### WHAT THE TASK ASKS:
Each entry must appear again exactly as it does in the source.

------ EXERCISE INPUT ------

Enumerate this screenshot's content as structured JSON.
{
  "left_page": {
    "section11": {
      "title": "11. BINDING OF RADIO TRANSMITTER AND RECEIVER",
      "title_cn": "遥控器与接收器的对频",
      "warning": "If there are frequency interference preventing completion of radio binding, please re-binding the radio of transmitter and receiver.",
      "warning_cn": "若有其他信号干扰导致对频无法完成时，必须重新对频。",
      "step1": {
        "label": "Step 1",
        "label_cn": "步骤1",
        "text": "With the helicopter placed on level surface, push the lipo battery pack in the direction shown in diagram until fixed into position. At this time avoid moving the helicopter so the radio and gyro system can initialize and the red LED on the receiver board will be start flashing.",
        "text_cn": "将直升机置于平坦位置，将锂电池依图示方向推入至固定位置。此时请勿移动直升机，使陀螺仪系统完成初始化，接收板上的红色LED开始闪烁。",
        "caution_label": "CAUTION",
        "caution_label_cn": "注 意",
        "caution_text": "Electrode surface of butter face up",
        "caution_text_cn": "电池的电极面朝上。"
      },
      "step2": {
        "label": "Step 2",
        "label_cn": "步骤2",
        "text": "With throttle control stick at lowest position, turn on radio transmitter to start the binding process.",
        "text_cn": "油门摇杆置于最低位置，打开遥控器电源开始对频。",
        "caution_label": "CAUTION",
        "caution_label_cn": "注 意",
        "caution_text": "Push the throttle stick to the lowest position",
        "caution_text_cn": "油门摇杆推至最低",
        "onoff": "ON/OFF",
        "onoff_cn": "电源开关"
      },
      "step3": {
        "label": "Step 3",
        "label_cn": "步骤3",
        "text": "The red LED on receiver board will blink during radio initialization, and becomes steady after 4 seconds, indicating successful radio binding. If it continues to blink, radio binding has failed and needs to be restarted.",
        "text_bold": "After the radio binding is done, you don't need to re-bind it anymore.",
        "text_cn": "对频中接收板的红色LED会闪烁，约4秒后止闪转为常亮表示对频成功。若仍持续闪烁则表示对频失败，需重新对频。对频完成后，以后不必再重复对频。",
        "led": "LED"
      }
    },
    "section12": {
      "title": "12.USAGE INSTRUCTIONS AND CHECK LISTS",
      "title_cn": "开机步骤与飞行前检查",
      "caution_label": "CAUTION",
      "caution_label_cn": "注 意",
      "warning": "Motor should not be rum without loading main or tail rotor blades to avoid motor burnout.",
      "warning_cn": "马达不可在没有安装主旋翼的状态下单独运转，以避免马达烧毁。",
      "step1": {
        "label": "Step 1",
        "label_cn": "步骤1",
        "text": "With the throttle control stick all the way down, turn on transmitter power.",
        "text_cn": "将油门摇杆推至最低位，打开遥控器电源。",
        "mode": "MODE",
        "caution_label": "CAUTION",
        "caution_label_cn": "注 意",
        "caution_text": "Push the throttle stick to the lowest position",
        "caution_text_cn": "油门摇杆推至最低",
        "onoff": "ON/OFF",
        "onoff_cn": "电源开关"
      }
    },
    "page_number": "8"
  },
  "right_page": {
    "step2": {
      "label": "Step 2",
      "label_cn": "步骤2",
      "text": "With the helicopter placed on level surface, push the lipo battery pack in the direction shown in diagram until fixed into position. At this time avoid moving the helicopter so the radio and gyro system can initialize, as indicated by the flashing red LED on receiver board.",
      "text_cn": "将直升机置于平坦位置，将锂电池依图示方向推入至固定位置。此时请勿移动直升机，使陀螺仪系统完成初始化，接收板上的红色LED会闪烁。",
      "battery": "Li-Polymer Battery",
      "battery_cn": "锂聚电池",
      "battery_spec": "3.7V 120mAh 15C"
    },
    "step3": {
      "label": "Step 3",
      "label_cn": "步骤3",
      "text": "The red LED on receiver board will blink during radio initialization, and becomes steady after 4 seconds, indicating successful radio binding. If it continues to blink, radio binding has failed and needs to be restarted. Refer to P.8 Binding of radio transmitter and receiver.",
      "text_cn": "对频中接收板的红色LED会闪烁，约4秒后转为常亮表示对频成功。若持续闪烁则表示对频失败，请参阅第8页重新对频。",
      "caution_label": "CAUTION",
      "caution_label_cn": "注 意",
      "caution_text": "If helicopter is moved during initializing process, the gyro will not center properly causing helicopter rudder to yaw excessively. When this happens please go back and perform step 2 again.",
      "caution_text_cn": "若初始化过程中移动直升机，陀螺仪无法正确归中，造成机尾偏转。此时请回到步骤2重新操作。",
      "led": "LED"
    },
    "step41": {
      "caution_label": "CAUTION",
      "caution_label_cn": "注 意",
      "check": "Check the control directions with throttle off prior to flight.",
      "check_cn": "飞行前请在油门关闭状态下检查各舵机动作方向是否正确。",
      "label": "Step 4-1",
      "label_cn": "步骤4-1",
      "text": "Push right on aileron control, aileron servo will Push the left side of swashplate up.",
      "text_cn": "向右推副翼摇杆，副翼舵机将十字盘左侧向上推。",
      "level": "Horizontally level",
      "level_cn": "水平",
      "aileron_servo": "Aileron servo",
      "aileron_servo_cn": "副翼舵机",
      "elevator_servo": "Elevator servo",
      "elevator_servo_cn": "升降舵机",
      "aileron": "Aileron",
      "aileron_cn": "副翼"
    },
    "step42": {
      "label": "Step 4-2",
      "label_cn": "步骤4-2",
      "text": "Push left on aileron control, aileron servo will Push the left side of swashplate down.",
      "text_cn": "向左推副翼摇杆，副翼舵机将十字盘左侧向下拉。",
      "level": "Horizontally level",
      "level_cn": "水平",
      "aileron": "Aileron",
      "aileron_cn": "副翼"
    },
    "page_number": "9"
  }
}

------

### WRITTEN ANSWER:
Enumerate this screenshot's content as structured JSON.
{
  "left_page": {
    "section11": {
      "title": "11. BINDING OF RADIO TRANSMITTER AND RECEIVER",
      "title_cn": "遥控器与接收器的对频",
      "warning": "If there are frequency interference preventing completion of radio binding, please re-binding the radio of transmitter and receiver.",
      "warning_cn": "若有其他信号干扰导致对频无法完成时，必须重新对频。",
      "step1": {
        "label": "Step 1",
        "label_cn": "步骤1",
        "text": "With the helicopter placed on level surface, push the lipo battery pack in the direction shown in diagram until fixed into position. At this time avoid moving the helicopter so the radio and gyro system can initialize and the red LED on the receiver board will be start flashing.",
        "text_cn": "将直升机置于平坦位置，将锂电池依图示方向推入至固定位置。此时请勿移动直升机，使陀螺仪系统完成初始化，接收板上的红色LED开始闪烁。",
        "caution_label": "CAUTION",
        "caution_label_cn": "注 意",
        "caution_text": "Electrode surface of butter face up",
        "caution_text_cn": "电池的电极面朝上。"
      },
      "step2": {
        "label": "Step 2",
        "label_cn": "步骤2",
        "text": "With throttle control stick at lowest position, turn on radio transmitter to start the binding process.",
        "text_cn": "油门摇杆置于最低位置，打开遥控器电源开始对频。",
        "caution_label": "CAUTION",
        "caution_label_cn": "注 意",
        "caution_text": "Push the throttle stick to the lowest position",
        "caution_text_cn": "油门摇杆推至最低",
        "onoff": "ON/OFF",
        "onoff_cn": "电源开关"
      },
      "step3": {
        "label": "Step 3",
        "label_cn": "步骤3",
        "text": "The red LED on receiver board will blink during radio initialization, and becomes steady after 4 seconds, indicating successful radio binding. If it continues to blink, radio binding has failed and needs to be restarted.",
        "text_bold": "After the radio binding is done, you don't need to re-bind it anymore.",
        "text_cn": "对频中接收板的红色LED会闪烁，约4秒后止闪转为常亮表示对频成功。若仍持续闪烁则表示对频失败，需重新对频。对频完成后，以后不必再重复对频。",
        "led": "LED"
      }
    },
    "section12": {
      "title": "12.USAGE INSTRUCTIONS AND CHECK LISTS",
      "title_cn": "开机步骤与飞行前检查",
      "caution_label": "CAUTION",
      "caution_label_cn": "注 意",
      "warning": "Motor should not be rum without loading main or tail rotor blades to avoid motor burnout.",
      "warning_cn": "马达不可在没有安装主旋翼的状态下单独运转，以避免马达烧毁。",
      "step1": {
        "label": "Step 1",
        "label_cn": "步骤1",
        "text": "With the throttle control stick all the way down, turn on transmitter power.",
        "text_cn": "将油门摇杆推至最低位，打开遥控器电源。",
        "mode": "MODE",
        "caution_label": "CAUTION",
        "caution_label_cn": "注 意",
        "caution_text": "Push the throttle stick to the lowest position",
        "caution_text_cn": "油门摇杆推至最低",
        "onoff": "ON/OFF",
        "onoff_cn": "电源开关"
      }
    },
    "page_number": "8"
  },
  "right_page": {
    "step2": {
      "label": "Step 2",
      "label_cn": "步骤2",
      "text": "With the helicopter placed on level surface, push the lipo battery pack in the direction shown in diagram until fixed into position. At this time avoid moving the helicopter so the radio and gyro system can initialize, as indicated by the flashing red LED on receiver board.",
      "text_cn": "将直升机置于平坦位置，将锂电池依图示方向推入至固定位置。此时请勿移动直升机，使陀螺仪系统完成初始化，接收板上的红色LED会闪烁。",
      "battery": "Li-Polymer Battery",
      "battery_cn": "锂聚电池",
      "battery_spec": "3.7V 120mAh 15C"
    },
    "step3": {
      "label": "Step 3",
      "label_cn": "步骤3",
      "text": "The red LED on receiver board will blink during radio initialization, and becomes steady after 4 seconds, indicating successful radio binding. If it continues to blink, radio binding has failed and needs to be restarted. Refer to P.8 Binding of radio transmitter and receiver.",
      "text_cn": "对频中接收板的红色LED会闪烁，约4秒后转为常亮表示对频成功。若持续闪烁则表示对频失败，请参阅第8页重新对频。",
      "caution_label": "CAUTION",
      "caution_label_cn": "注 意",
      "caution_text": "If helicopter is moved during initializing process, the gyro will not center properly causing helicopter rudder to yaw excessively. When this happens please go back and perform step 2 again.",
      "caution_text_cn": "若初始化过程中移动直升机，陀螺仪无法正确归中，造成机尾偏转。此时请回到步骤2重新操作。",
      "led": "LED"
    },
    "step41": {
      "caution_label": "CAUTION",
      "caution_label_cn": "注 意",
      "check": "Check the control directions with throttle off prior to flight.",
      "check_cn": "飞行前请在油门关闭状态下检查各舵机动作方向是否正确。",
      "label": "Step 4-1",
      "label_cn": "步骤4-1",
      "text": "Push right on aileron control, aileron servo will Push the left side of swashplate up.",
      "text_cn": "向右推副翼摇杆，副翼舵机将十字盘左侧向上推。",
      "level": "Horizontally level",
      "level_cn": "水平",
      "aileron_servo": "Aileron servo",
      "aileron_servo_cn": "副翼舵机",
      "elevator_servo": "Elevator servo",
      "elevator_servo_cn": "升降舵机",
      "aileron": "Aileron",
      "aileron_cn": "副翼"
    },
    "step42": {
      "label": "Step 4-2",
      "label_cn": "步骤4-2",
      "text": "Push left on aileron control, aileron servo will Push the left side of swashplate down.",
      "text_cn": "向左推副翼摇杆，副翼舵机将十字盘左侧向下拉。",
      "level": "Horizontally level",
      "level_cn": "水平",
      "aileron": "Aileron",
      "aileron_cn": "副翼"
    },
    "page_number": "9"
  }
}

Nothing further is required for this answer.